WHAT IS REQUIRED: Look through the listing below and give the number of lines that hold "position". Say nothing more.

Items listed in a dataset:
## Begin
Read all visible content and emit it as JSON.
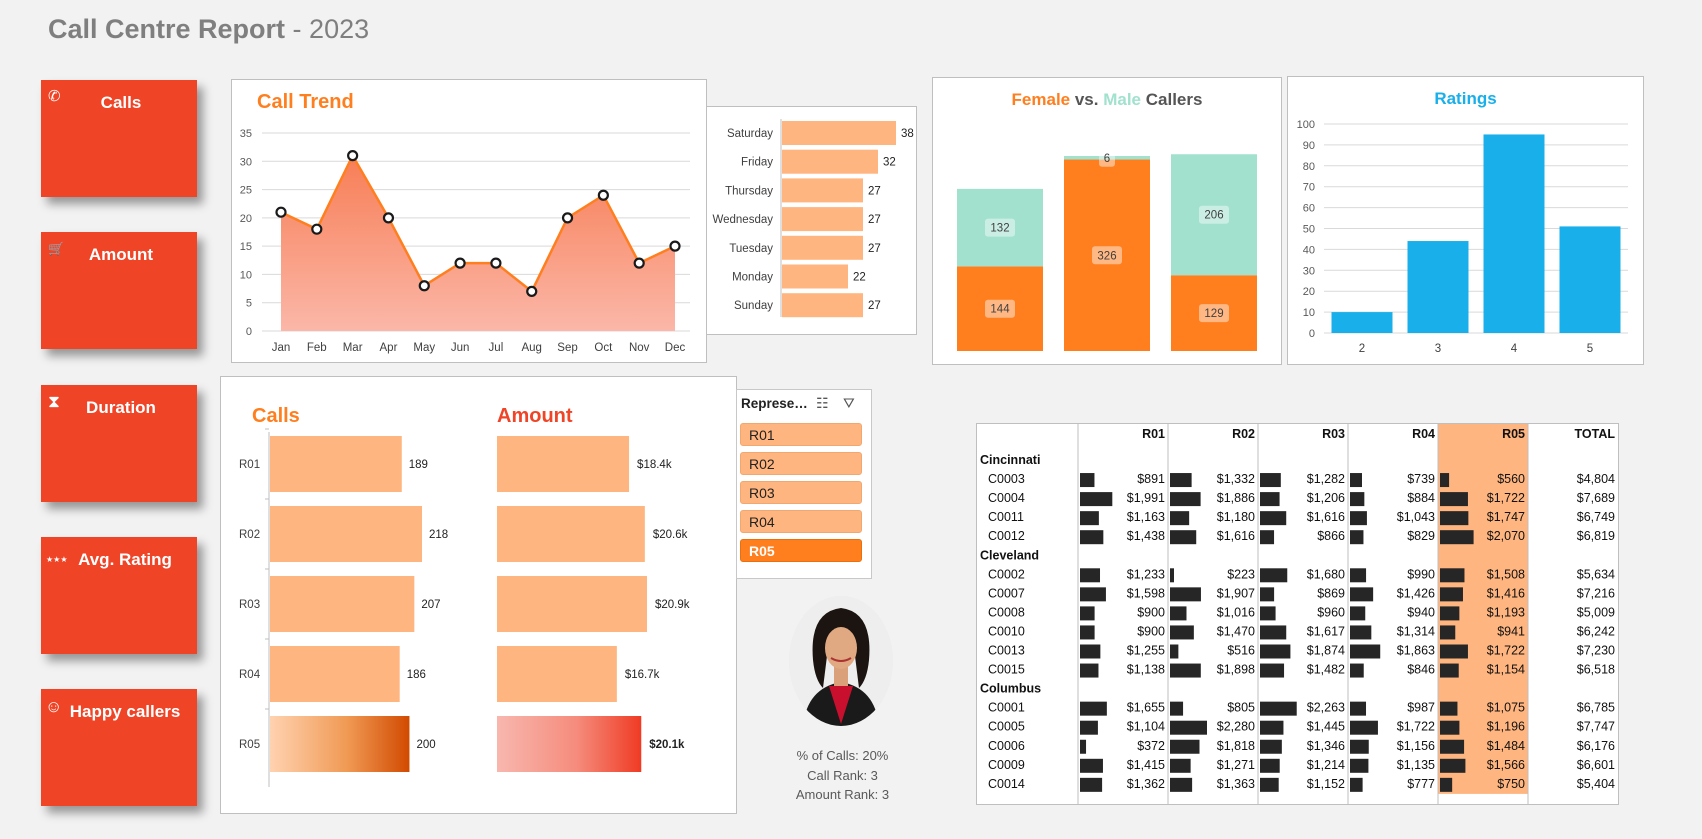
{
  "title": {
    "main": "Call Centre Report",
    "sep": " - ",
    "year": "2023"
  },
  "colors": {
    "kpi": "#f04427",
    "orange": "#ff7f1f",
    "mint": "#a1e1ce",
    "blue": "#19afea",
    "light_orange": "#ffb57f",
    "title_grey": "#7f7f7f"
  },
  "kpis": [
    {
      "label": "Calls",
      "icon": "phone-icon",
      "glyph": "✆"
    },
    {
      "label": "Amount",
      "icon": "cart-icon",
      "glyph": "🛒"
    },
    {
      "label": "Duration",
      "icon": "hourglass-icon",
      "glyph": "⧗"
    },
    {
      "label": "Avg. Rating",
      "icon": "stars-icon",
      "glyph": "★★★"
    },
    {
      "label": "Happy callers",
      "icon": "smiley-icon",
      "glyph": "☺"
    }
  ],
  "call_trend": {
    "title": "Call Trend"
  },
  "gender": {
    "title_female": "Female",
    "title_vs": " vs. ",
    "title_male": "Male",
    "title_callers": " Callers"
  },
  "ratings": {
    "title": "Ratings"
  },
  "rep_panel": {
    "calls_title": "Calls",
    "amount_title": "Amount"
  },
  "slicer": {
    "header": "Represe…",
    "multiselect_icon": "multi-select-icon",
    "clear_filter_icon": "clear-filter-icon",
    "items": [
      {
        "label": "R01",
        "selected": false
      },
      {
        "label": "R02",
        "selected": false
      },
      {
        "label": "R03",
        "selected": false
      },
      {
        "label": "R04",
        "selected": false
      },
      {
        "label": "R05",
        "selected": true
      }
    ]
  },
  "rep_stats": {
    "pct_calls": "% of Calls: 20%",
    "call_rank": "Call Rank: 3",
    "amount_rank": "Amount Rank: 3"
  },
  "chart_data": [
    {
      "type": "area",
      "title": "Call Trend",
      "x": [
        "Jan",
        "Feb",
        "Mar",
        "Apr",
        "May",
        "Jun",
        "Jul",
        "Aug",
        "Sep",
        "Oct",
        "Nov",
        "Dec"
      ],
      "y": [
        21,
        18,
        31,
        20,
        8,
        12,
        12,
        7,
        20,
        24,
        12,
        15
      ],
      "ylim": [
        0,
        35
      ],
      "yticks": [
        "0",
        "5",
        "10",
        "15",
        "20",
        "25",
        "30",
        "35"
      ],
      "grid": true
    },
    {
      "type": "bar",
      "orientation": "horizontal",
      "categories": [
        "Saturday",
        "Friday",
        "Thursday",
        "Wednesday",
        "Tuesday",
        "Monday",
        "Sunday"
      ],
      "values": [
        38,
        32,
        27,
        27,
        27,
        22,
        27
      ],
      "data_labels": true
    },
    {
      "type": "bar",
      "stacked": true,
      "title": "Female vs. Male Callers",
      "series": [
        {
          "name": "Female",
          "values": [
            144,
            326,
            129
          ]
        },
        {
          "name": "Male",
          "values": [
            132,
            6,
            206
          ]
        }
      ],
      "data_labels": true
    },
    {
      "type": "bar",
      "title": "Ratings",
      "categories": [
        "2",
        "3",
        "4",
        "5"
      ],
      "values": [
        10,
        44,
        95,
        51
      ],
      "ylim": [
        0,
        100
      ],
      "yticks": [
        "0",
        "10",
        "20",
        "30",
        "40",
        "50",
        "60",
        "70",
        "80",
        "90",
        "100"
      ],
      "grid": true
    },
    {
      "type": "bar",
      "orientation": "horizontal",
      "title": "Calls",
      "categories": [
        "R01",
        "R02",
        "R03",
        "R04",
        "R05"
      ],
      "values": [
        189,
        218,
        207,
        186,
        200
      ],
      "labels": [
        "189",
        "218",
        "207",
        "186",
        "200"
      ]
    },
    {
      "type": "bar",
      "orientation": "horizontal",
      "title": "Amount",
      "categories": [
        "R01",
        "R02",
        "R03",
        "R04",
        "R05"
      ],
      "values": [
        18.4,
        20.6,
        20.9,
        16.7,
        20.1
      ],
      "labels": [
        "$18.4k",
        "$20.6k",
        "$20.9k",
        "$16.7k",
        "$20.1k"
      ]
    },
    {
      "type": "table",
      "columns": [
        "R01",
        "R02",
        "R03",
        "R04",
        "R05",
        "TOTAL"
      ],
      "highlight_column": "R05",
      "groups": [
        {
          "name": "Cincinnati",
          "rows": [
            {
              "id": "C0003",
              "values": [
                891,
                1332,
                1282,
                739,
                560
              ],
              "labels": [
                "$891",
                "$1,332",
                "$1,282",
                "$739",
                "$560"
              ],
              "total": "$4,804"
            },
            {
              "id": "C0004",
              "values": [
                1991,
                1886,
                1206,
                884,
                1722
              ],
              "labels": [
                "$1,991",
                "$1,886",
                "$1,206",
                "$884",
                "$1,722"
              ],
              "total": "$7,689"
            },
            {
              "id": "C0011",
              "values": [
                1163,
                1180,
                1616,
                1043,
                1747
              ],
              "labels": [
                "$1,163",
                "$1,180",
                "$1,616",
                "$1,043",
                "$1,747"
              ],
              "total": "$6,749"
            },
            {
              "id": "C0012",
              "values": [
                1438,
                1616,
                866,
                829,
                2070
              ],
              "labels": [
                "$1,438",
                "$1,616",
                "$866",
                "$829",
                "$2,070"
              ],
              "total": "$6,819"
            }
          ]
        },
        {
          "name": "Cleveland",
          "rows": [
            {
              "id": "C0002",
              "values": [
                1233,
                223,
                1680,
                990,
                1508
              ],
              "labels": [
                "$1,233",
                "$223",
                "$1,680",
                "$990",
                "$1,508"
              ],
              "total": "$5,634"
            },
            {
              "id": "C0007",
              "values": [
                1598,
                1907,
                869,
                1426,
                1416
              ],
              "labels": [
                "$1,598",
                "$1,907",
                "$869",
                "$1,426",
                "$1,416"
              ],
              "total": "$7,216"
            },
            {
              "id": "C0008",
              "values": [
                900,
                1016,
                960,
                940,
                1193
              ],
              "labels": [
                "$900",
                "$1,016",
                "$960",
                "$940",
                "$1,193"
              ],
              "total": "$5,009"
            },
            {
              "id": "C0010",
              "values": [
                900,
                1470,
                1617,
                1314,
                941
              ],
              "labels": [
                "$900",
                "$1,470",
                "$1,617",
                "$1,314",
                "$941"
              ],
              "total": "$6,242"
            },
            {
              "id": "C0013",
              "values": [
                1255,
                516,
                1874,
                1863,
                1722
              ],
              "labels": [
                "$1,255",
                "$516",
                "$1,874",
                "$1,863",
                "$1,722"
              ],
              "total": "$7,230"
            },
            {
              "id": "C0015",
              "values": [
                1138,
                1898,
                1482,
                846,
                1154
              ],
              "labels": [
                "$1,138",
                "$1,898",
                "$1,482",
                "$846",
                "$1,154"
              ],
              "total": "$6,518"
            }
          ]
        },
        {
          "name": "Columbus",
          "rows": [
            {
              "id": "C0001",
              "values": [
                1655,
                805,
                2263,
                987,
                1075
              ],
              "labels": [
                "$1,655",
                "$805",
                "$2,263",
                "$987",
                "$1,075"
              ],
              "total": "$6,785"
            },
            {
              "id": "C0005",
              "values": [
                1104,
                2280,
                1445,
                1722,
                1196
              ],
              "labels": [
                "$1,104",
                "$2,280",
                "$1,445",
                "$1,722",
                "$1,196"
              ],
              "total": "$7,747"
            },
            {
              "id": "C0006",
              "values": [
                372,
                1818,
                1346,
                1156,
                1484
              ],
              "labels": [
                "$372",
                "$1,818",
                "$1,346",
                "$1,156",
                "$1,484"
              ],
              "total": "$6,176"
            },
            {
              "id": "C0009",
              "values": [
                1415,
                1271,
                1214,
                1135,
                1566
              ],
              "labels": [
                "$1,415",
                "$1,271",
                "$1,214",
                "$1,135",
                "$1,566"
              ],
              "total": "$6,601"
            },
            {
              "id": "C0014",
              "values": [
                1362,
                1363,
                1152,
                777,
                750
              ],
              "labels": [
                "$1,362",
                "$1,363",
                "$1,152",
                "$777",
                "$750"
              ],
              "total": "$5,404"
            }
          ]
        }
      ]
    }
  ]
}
## End
## Begin
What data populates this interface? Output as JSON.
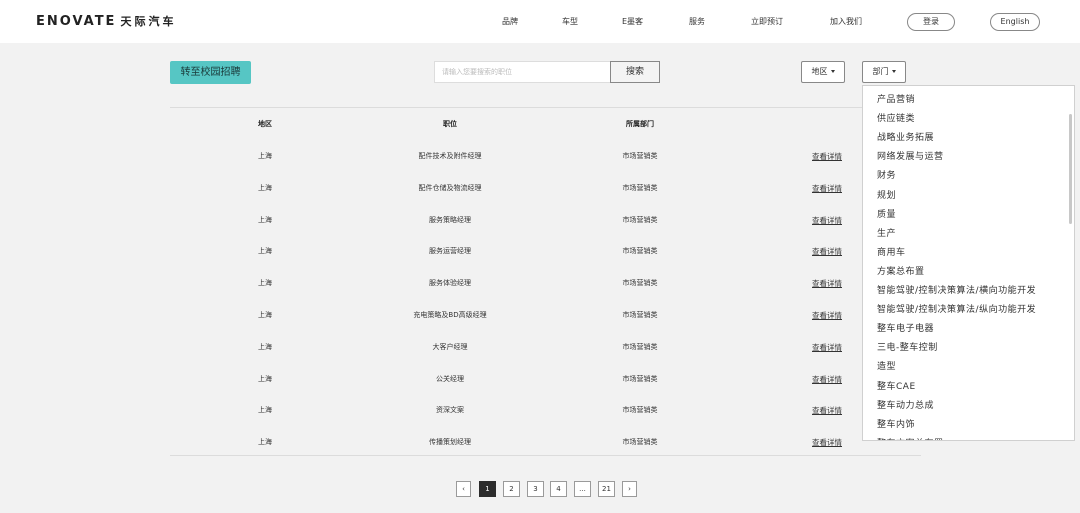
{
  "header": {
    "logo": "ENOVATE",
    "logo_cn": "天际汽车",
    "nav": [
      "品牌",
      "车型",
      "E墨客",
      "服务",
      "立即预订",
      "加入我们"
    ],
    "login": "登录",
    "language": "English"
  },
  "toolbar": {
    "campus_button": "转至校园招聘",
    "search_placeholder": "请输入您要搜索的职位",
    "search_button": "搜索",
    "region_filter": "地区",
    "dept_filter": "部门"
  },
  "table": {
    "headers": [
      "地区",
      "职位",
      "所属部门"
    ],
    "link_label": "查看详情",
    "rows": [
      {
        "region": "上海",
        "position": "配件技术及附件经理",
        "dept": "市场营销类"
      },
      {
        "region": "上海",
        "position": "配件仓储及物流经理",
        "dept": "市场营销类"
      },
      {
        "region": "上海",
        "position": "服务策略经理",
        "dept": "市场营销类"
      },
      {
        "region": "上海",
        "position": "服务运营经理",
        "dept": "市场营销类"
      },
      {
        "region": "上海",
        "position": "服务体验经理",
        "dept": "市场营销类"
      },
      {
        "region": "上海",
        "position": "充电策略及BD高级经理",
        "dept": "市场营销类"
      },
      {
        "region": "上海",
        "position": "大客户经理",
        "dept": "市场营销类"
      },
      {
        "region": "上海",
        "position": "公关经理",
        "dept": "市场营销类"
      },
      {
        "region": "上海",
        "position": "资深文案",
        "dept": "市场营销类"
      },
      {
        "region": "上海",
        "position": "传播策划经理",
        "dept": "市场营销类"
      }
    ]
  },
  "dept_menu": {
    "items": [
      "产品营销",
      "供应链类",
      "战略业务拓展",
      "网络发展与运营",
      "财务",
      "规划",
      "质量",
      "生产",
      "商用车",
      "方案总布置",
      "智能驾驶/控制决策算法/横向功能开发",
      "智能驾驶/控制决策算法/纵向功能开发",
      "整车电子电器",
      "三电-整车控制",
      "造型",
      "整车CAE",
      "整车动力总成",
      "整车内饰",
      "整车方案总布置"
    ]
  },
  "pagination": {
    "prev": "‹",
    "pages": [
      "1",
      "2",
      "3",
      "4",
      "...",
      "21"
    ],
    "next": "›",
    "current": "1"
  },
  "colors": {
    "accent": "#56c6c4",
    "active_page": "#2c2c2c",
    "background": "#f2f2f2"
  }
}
## End
ANSWER BELOW: 10